#### AIM OF THE TASK
Give the records back exactly as written, but without the images.

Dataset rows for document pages
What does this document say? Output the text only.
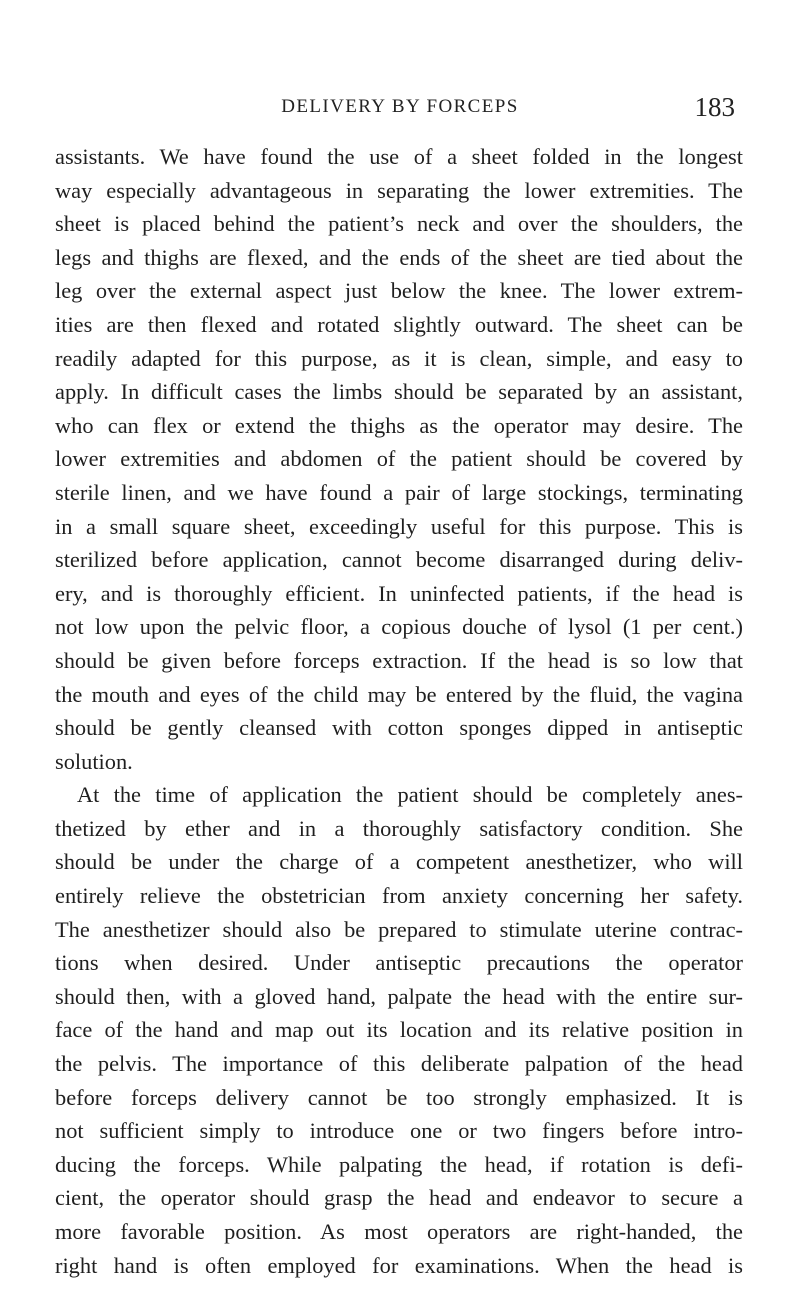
DELIVERY BY FORCEPS	183
assistants. We have found the use of a sheet folded in the longest
way especially advantageous in separating the lower extremities. The
sheet is placed behind the patient’s neck and over the shoulders, the
legs and thighs are flexed, and the ends of the sheet are tied about the
leg over the external aspect just below the knee. The lower extrem-
ities are then flexed and rotated slightly outward. The sheet can be
readily adapted for this purpose, as it is clean, simple, and easy to
apply. In difficult cases the limbs should be separated by an assistant,
who can flex or extend the thighs as the operator may desire. The
lower extremities and abdomen of the patient should be covered by
sterile linen, and we have found a pair of large stockings, terminating
in a small square sheet, exceedingly useful for this purpose. This is
sterilized before application, cannot become disarranged during deliv-
ery, and is thoroughly efficient. In uninfected patients, if the head is
not low upon the pelvic floor, a copious douche of lysol (1 per cent.)
should be given before forceps extraction. If the head is so low that
the mouth and eyes of the child may be entered by the fluid, the vagina
should be gently cleansed with cotton sponges dipped in antiseptic
solution.
At the time of application the patient should be completely anes-
thetized by ether and in a thoroughly satisfactory condition. She
should be under the charge of a competent anesthetizer, who will
entirely relieve the obstetrician from anxiety concerning her safety.
The anesthetizer should also be prepared to stimulate uterine contrac-
tions when desired. Under antiseptic precautions the operator
should then, with a gloved hand, palpate the head with the entire sur-
face of the hand and map out its location and its relative position in
the pelvis. The importance of this deliberate palpation of the head
before forceps delivery cannot be too strongly emphasized. It is
not sufficient simply to introduce one or two fingers before intro-
ducing the forceps. While palpating the head, if rotation is defi-
cient, the operator should grasp the head and endeavor to secure a
more favorable position. As most operators are right-handed, the
right hand is often employed for examinations. When the head is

#### EXERCISE ANSWER
What does this document say? Output the text only.
DELIVERY BY FORCEPS	183
assistants. We have found the use of a sheet folded in the longest
way especially advantageous in separating the lower extremities. The
sheet is placed behind the patient’s neck and over the shoulders, the
legs and thighs are flexed, and the ends of the sheet are tied about the
leg over the external aspect just below the knee. The lower extrem-
ities are then flexed and rotated slightly outward. The sheet can be
readily adapted for this purpose, as it is clean, simple, and easy to
apply. In difficult cases the limbs should be separated by an assistant,
who can flex or extend the thighs as the operator may desire. The
lower extremities and abdomen of the patient should be covered by
sterile linen, and we have found a pair of large stockings, terminating
in a small square sheet, exceedingly useful for this purpose. This is
sterilized before application, cannot become disarranged during deliv-
ery, and is thoroughly efficient. In uninfected patients, if the head is
not low upon the pelvic floor, a copious douche of lysol (1 per cent.)
should be given before forceps extraction. If the head is so low that
the mouth and eyes of the child may be entered by the fluid, the vagina
should be gently cleansed with cotton sponges dipped in antiseptic
solution.
At the time of application the patient should be completely anes-
thetized by ether and in a thoroughly satisfactory condition. She
should be under the charge of a competent anesthetizer, who will
entirely relieve the obstetrician from anxiety concerning her safety.
The anesthetizer should also be prepared to stimulate uterine contrac-
tions when desired. Under antiseptic precautions the operator
should then, with a gloved hand, palpate the head with the entire sur-
face of the hand and map out its location and its relative position in
the pelvis. The importance of this deliberate palpation of the head
before forceps delivery cannot be too strongly emphasized. It is
not sufficient simply to introduce one or two fingers before intro-
ducing the forceps. While palpating the head, if rotation is defi-
cient, the operator should grasp the head and endeavor to secure a
more favorable position. As most operators are right-handed, the
right hand is often employed for examinations. When the head is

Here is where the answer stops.